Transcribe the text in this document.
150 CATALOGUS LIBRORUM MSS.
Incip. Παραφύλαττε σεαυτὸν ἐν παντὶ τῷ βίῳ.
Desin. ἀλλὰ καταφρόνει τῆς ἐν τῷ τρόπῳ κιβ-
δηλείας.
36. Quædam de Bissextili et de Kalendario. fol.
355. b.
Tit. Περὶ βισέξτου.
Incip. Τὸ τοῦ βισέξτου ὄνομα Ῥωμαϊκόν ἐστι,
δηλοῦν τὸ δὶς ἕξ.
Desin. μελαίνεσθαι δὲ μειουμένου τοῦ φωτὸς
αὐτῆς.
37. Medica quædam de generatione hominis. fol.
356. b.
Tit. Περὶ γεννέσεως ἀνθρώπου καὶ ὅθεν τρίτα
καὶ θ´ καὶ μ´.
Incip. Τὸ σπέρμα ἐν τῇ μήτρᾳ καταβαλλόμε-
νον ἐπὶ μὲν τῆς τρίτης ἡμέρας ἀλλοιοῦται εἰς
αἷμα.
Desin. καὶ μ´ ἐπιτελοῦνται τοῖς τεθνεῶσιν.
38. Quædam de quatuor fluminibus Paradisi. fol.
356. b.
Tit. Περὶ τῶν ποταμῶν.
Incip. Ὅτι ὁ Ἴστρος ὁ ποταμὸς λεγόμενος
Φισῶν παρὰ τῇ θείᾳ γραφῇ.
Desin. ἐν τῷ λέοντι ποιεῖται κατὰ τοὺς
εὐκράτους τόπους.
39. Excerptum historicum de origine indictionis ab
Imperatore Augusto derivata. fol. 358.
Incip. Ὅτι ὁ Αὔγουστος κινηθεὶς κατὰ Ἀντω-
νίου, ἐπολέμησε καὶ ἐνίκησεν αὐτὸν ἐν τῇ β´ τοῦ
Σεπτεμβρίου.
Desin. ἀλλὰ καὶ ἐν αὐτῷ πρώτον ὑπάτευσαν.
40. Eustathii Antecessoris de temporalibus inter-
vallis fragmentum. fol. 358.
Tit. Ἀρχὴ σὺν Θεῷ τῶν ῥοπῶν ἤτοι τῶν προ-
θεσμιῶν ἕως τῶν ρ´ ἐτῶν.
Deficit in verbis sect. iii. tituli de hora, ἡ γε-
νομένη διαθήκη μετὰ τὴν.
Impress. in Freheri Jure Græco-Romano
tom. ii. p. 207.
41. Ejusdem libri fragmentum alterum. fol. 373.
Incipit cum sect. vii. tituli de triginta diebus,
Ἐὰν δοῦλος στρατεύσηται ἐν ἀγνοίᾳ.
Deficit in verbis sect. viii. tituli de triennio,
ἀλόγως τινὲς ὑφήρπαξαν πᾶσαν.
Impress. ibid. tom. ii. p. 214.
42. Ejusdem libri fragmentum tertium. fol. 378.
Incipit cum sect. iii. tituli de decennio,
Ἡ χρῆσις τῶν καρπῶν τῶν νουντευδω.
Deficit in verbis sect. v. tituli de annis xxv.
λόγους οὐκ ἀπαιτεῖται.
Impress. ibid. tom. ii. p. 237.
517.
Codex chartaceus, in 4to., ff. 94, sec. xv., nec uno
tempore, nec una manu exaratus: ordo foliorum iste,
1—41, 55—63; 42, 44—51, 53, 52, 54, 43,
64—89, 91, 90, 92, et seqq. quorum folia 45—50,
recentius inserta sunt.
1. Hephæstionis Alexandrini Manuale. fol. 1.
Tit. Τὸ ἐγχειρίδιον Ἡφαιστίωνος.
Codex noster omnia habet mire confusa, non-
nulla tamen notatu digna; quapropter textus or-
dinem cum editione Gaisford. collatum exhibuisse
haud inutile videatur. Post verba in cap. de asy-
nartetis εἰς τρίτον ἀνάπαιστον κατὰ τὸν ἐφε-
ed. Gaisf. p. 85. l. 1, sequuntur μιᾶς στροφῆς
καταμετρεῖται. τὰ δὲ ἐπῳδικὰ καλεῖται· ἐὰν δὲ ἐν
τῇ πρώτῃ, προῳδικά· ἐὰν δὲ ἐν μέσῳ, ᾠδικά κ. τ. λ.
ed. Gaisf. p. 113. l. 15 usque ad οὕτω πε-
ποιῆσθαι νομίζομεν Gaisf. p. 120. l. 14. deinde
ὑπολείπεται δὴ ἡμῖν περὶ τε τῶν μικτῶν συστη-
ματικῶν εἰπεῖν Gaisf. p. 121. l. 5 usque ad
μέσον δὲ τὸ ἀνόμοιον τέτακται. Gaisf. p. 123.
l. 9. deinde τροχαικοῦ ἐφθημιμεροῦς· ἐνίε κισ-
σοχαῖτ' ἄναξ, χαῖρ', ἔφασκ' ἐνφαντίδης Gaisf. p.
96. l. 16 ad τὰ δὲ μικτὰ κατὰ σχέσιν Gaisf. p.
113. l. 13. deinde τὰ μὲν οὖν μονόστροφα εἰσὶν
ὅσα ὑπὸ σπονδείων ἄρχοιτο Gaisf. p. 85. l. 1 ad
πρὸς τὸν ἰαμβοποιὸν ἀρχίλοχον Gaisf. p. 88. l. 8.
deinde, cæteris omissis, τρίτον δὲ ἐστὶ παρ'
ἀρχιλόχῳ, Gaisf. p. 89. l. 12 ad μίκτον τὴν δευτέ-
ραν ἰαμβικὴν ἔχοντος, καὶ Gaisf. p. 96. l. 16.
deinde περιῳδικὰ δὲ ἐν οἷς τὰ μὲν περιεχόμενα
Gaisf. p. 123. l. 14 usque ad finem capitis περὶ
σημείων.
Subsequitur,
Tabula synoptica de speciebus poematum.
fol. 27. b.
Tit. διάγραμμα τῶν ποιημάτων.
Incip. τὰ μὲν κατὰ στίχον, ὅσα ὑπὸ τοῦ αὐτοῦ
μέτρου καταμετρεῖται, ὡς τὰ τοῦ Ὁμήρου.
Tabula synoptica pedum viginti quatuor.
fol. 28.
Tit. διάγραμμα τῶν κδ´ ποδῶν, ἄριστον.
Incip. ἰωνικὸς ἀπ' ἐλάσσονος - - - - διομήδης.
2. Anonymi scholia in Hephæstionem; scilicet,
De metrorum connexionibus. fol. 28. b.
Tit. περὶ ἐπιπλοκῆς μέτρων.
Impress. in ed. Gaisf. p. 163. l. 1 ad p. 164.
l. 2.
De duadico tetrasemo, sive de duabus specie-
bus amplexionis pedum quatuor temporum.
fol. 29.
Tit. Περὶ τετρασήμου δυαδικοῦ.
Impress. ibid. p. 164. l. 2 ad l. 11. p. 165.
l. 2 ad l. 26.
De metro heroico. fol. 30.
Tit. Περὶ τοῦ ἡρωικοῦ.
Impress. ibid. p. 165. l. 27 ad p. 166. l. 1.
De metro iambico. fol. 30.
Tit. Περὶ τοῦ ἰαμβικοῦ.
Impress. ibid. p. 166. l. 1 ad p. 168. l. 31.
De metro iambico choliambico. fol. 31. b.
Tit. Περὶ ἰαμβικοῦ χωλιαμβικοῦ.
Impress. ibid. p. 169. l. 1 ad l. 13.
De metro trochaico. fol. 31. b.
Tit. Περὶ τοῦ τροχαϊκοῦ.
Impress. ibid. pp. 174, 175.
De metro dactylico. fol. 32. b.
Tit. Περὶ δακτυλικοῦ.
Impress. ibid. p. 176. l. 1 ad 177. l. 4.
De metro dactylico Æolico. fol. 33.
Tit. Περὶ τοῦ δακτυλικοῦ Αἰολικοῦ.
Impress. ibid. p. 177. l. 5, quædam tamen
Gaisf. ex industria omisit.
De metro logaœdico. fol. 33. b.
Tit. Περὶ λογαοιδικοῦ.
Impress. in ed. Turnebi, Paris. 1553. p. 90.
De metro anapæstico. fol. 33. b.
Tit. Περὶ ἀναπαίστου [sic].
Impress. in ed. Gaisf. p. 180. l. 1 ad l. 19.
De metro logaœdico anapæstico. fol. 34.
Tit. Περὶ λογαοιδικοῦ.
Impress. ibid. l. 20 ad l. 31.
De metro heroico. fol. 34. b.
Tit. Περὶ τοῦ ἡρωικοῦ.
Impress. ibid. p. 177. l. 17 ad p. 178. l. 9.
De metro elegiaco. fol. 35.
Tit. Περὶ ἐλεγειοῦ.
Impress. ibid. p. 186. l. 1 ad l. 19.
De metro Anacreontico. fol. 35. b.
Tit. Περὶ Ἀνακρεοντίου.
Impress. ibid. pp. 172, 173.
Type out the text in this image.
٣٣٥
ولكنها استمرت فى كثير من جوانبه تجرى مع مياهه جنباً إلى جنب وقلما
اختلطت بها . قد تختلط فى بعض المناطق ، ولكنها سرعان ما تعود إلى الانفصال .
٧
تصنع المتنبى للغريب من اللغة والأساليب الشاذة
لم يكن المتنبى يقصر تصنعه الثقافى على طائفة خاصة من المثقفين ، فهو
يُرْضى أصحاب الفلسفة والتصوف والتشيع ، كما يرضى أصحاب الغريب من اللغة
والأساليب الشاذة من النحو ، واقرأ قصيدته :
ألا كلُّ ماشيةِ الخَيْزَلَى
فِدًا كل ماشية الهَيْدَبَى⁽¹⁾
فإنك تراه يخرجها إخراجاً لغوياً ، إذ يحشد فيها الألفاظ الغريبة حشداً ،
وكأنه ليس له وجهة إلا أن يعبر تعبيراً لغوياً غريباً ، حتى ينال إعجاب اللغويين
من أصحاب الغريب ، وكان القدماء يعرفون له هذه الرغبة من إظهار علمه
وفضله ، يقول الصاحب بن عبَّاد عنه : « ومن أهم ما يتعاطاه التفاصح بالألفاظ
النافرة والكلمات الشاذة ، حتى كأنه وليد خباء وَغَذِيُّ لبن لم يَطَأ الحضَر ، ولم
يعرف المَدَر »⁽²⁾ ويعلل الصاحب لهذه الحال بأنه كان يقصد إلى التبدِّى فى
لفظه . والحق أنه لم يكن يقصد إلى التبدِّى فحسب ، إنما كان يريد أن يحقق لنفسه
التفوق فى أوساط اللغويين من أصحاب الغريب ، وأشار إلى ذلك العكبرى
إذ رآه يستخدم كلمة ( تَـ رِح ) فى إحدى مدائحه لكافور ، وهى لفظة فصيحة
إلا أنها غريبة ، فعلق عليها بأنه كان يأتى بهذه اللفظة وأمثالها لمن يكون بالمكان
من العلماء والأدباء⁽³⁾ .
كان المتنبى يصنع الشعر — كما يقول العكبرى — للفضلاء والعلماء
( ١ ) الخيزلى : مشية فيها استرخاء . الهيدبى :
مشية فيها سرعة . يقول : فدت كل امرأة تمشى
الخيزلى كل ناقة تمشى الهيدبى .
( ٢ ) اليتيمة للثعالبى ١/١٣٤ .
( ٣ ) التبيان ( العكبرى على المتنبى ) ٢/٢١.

■ Stated exercise: Tell how many lines in the material above include the word "κατὰ", giving the number only.

■ Answer to this exercise: 5